* Record set
::::::::::

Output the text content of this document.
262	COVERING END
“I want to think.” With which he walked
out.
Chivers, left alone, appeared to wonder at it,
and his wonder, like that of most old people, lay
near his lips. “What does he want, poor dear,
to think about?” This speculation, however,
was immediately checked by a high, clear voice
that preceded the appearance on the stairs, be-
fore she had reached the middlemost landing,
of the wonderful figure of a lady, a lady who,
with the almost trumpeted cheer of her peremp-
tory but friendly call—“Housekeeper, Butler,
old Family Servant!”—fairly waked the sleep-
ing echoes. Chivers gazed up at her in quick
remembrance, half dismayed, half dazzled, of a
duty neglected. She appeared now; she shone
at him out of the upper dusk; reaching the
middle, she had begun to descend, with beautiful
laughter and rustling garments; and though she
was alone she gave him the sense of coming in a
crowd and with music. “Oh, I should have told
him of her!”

::::::::::

Write out the full set of records exactly as given.

Output the text content of this document.
262	COVERING END
“I want to think.” With which he walked
out.
Chivers, left alone, appeared to wonder at it,
and his wonder, like that of most old people, lay
near his lips. “What does he want, poor dear,
to think about?” This speculation, however,
was immediately checked by a high, clear voice
that preceded the appearance on the stairs, be-
fore she had reached the middlemost landing,
of the wonderful figure of a lady, a lady who,
with the almost trumpeted cheer of her peremp-
tory but friendly call—“Housekeeper, Butler,
old Family Servant!”—fairly waked the sleep-
ing echoes. Chivers gazed up at her in quick
remembrance, half dismayed, half dazzled, of a
duty neglected. She appeared now; she shone
at him out of the upper dusk; reaching the
middle, she had begun to descend, with beautiful
laughter and rustling garments; and though she
was alone she gave him the sense of coming in a
crowd and with music. “Oh, I should have told
him of her!”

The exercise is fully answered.